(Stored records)
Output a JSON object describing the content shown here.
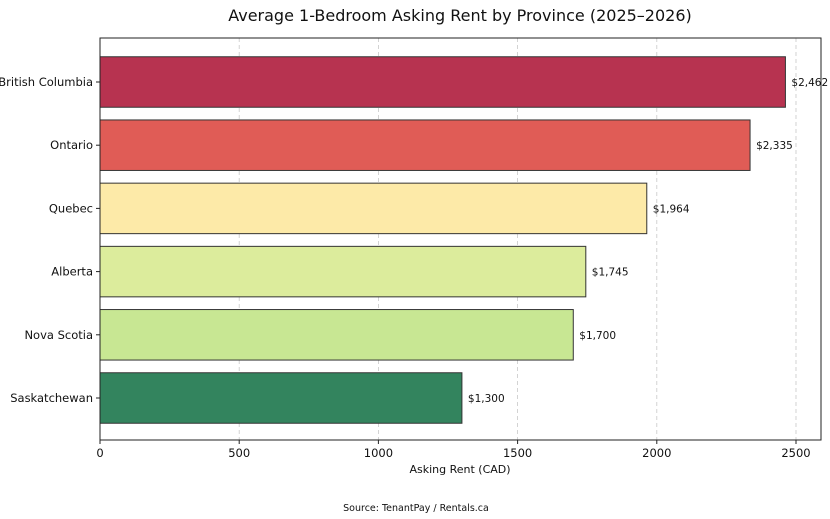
{
  "chart_data": {
    "type": "bar",
    "orientation": "horizontal",
    "title": "Average 1-Bedroom Asking Rent by Province (2025–2026)",
    "xlabel": "Asking Rent (CAD)",
    "ylabel": "",
    "xlim": [
      0,
      2600
    ],
    "xticks": [
      0,
      500,
      1000,
      1500,
      2000,
      2500
    ],
    "grid": "vertical dashed",
    "categories": [
      "British Columbia",
      "Ontario",
      "Quebec",
      "Alberta",
      "Nova Scotia",
      "Saskatchewan"
    ],
    "values": [
      2462,
      2335,
      1964,
      1745,
      1700,
      1300
    ],
    "value_labels": [
      "$2,462",
      "$2,335",
      "$1,964",
      "$1,745",
      "$1,700",
      "$1,300"
    ],
    "colors": [
      "#b73350",
      "#e05c56",
      "#fdeaa8",
      "#dcec9c",
      "#c8e793",
      "#33845e"
    ],
    "source": "Source: TenantPay / Rentals.ca"
  }
}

> **PROBLEM TO SOLVE**
Each line in the listing above either holds the string "Asking" or does not; state how many do, giving the number only.

> **CORRECT ANSWER**
2